## [BRIEF]
Copy the entries below verbatim, beginning with the line that contains "Annotate this image: element" and continuing through the line that contains "117, 149, 126]", both included. Give only those lines.

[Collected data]
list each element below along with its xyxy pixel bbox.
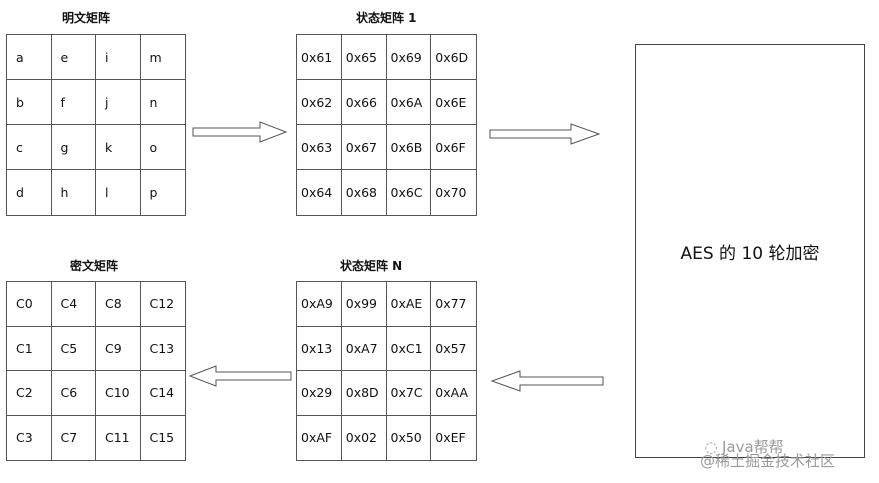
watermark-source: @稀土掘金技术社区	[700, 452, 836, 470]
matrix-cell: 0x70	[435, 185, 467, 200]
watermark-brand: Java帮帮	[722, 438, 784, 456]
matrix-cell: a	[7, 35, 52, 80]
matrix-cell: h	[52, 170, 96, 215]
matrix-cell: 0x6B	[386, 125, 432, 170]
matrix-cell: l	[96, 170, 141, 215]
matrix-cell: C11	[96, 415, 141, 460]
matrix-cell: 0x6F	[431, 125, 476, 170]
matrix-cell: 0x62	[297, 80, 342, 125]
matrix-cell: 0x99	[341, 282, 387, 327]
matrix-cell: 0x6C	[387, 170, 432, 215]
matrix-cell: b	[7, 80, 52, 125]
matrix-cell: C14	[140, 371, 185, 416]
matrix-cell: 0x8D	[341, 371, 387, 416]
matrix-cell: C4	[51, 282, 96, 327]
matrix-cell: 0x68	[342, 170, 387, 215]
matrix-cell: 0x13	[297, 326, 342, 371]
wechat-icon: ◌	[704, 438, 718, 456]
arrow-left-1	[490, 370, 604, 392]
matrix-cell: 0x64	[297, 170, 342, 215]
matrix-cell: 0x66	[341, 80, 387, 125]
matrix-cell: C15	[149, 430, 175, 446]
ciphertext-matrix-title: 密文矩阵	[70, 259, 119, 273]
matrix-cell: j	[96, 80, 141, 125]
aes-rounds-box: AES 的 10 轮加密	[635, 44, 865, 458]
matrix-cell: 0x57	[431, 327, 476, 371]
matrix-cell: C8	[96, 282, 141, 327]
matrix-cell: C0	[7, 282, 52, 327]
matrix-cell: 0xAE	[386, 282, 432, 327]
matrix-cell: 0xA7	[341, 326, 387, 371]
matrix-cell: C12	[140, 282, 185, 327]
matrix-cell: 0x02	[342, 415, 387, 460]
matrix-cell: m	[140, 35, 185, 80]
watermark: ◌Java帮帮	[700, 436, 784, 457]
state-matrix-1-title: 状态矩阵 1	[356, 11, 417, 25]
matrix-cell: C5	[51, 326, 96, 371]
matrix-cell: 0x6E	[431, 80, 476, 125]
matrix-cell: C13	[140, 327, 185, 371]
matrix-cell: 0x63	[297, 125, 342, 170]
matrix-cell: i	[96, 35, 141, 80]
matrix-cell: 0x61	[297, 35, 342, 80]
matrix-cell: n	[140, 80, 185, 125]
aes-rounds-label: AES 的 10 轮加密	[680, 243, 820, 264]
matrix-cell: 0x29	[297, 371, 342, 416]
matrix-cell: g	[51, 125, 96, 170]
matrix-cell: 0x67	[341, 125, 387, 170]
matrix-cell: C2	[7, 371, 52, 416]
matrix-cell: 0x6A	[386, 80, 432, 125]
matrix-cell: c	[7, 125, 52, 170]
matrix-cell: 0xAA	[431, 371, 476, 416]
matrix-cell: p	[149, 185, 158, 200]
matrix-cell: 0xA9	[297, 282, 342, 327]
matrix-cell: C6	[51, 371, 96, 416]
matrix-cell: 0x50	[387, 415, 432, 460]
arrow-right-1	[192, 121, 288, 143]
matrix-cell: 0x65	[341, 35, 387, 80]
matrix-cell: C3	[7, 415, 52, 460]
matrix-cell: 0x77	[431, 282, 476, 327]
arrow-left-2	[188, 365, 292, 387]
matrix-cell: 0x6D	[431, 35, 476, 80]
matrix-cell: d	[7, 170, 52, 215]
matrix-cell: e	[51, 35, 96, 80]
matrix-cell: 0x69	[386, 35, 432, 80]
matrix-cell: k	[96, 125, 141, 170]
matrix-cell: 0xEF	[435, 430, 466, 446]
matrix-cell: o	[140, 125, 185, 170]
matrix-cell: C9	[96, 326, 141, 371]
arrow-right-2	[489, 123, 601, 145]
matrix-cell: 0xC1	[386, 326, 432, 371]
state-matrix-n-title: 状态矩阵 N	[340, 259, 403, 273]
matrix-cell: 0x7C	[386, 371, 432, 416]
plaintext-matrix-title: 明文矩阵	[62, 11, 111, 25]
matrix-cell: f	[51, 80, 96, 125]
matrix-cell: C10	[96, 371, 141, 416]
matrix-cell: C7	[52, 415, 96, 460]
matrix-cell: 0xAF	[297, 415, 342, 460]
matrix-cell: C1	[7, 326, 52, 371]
--
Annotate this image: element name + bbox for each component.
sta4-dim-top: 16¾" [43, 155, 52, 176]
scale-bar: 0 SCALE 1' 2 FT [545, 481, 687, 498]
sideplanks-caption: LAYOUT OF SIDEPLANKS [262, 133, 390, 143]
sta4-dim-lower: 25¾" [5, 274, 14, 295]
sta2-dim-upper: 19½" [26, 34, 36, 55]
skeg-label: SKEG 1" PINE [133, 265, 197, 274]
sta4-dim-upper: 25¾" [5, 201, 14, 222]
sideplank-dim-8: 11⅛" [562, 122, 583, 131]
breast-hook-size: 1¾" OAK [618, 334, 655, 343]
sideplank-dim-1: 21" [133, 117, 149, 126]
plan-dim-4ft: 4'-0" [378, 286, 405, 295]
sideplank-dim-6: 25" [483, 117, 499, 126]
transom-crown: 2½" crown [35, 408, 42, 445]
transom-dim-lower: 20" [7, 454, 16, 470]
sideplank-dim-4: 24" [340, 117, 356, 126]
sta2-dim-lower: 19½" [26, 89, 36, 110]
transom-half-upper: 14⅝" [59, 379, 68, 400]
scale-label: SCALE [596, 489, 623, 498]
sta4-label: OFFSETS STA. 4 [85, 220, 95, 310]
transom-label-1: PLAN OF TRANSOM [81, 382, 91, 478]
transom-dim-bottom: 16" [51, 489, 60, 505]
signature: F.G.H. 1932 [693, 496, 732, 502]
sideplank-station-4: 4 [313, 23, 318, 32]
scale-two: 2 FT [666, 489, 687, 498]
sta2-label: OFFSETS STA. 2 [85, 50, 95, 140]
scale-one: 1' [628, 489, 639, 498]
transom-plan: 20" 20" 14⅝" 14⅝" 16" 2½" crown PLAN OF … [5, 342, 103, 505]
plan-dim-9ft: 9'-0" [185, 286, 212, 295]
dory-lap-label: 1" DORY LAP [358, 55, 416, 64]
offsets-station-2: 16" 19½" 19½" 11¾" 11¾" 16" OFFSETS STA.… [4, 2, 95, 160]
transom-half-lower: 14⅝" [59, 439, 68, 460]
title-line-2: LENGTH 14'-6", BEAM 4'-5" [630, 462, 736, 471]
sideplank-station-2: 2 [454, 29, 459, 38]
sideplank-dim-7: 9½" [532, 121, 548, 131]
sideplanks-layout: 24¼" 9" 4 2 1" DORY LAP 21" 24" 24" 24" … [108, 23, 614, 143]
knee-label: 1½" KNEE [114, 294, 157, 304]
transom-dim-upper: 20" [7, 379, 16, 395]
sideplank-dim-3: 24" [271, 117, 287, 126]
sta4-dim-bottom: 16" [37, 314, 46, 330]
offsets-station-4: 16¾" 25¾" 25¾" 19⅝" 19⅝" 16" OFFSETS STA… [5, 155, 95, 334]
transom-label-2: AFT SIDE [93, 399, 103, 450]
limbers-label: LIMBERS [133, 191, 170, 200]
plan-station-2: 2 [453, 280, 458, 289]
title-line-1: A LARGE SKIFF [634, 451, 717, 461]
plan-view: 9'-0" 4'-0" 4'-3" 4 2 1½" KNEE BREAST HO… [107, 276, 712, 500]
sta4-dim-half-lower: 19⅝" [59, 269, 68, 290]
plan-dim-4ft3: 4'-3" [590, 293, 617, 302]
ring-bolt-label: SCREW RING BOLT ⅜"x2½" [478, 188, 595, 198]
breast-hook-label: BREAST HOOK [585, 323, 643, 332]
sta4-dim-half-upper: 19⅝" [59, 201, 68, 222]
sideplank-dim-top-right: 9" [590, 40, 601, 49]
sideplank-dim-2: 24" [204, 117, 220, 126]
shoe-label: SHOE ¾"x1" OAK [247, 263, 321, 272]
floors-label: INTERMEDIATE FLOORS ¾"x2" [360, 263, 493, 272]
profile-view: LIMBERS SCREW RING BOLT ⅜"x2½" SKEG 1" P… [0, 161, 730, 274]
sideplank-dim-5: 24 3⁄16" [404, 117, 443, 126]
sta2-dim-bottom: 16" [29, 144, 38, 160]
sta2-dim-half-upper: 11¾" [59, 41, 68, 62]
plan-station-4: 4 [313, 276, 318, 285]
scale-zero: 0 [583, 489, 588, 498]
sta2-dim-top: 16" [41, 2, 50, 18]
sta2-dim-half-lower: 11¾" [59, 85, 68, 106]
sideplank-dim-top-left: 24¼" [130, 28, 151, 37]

## [RESPONSE TO THIS EXERCISE]
Annotate this image: element name + bbox for each component.
sta4-dim-top: 16¾" [43, 155, 52, 176]
scale-bar: 0 SCALE 1' 2 FT [545, 481, 687, 498]
sideplanks-caption: LAYOUT OF SIDEPLANKS [262, 133, 390, 143]
sta4-dim-lower: 25¾" [5, 274, 14, 295]
sta2-dim-upper: 19½" [26, 34, 36, 55]
skeg-label: SKEG 1" PINE [133, 265, 197, 274]
sta4-dim-upper: 25¾" [5, 201, 14, 222]
sideplank-dim-8: 11⅛" [562, 122, 583, 131]
breast-hook-size: 1¾" OAK [618, 334, 655, 343]
sideplank-dim-1: 21" [133, 117, 149, 126]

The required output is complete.